## BRIEF:
Gather all lines in the data that hold the string "Entwicklungen".
■ ■ ■
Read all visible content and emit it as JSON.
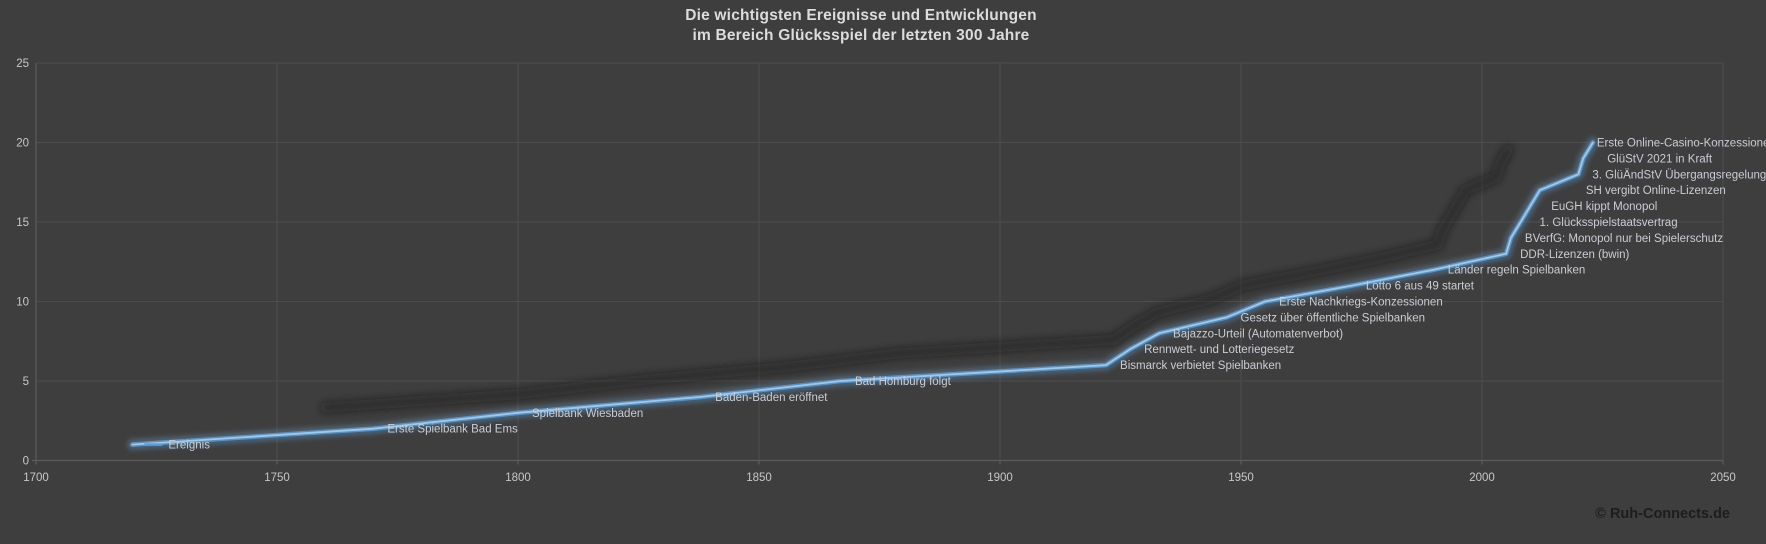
{
  "title": {
    "line1": "Die wichtigsten Ereignisse und Entwicklungen",
    "line2": "im Bereich Glücksspiel der letzten 300 Jahre"
  },
  "copyright": "© Ruh-Connects.de",
  "chart_data": {
    "type": "line",
    "title": "Die wichtigsten Ereignisse und Entwicklungen im Bereich Glücksspiel der letzten 300 Jahre",
    "series_name": "Ereignis",
    "xlim": [
      1700,
      2050
    ],
    "ylim": [
      0,
      25
    ],
    "x_ticks": [
      1700,
      1750,
      1800,
      1850,
      1900,
      1950,
      2000,
      2050
    ],
    "y_ticks": [
      0,
      5,
      10,
      15,
      20,
      25
    ],
    "grid": true,
    "legend": "none",
    "events": [
      {
        "year": 1720,
        "value": 1,
        "label": "Ereignis",
        "legend_key": true
      },
      {
        "year": 1770,
        "value": 2,
        "label": "Erste Spielbank Bad Ems"
      },
      {
        "year": 1800,
        "value": 3,
        "label": "Spielbank Wiesbaden"
      },
      {
        "year": 1838,
        "value": 4,
        "label": "Baden-Baden eröffnet"
      },
      {
        "year": 1867,
        "value": 5,
        "label": "Bad Homburg folgt"
      },
      {
        "year": 1922,
        "value": 6,
        "label": "Bismarck verbietet Spielbanken"
      },
      {
        "year": 1927,
        "value": 7,
        "label": "Rennwett- und Lotteriegesetz"
      },
      {
        "year": 1933,
        "value": 8,
        "label": "Bajazzo-Urteil (Automatenverbot)"
      },
      {
        "year": 1947,
        "value": 9,
        "label": "Gesetz über öffentliche Spielbanken"
      },
      {
        "year": 1955,
        "value": 10,
        "label": "Erste Nachkriegs-Konzessionen"
      },
      {
        "year": 1973,
        "value": 11,
        "label": "Lotto 6 aus 49 startet"
      },
      {
        "year": 1990,
        "value": 12,
        "label": "Länder regeln Spielbanken"
      },
      {
        "year": 2005,
        "value": 13,
        "label": "DDR-Lizenzen (bwin)"
      },
      {
        "year": 2006,
        "value": 14,
        "label": "BVerfG: Monopol nur bei Spielerschutz"
      },
      {
        "year": 2008,
        "value": 15,
        "label": "1. Glücksspielstaatsvertrag",
        "dx": 19
      },
      {
        "year": 2010,
        "value": 16,
        "label": "EuGH kippt Monopol",
        "dx": 21
      },
      {
        "year": 2012,
        "value": 17,
        "label": "SH vergibt Online-Lizenzen",
        "dx": 46
      },
      {
        "year": 2020,
        "value": 18,
        "label": "3. GlüÄndStV Übergangsregelung"
      },
      {
        "year": 2021,
        "value": 19,
        "label": "GlüStV 2021 in Kraft",
        "dx": 24
      },
      {
        "year": 2023,
        "value": 20,
        "label": "Erste Online-Casino-Konzessionen",
        "dx": 4
      }
    ],
    "colors": {
      "background": "#3e3e3e",
      "gridline": "#4d4d4d",
      "axis_line": "#5c5c5c",
      "tick_label": "#c7c7c7",
      "title": "#dcdcdc",
      "event_label": "#c9cdd2",
      "line_core": "#a6cbe9",
      "line_mid": "#5b9bd5",
      "line_glow": "#6ea7d8",
      "shadow": "#141414",
      "copyright": "#1d1d1d"
    }
  }
}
■ ■ ■
## CORRECT ANSWER:
    "line1": "Die wichtigsten Ereignisse und Entwicklungen",
    "title": "Die wichtigsten Ereignisse und Entwicklungen im Bereich Glücksspiel der letzten 300 Jahre",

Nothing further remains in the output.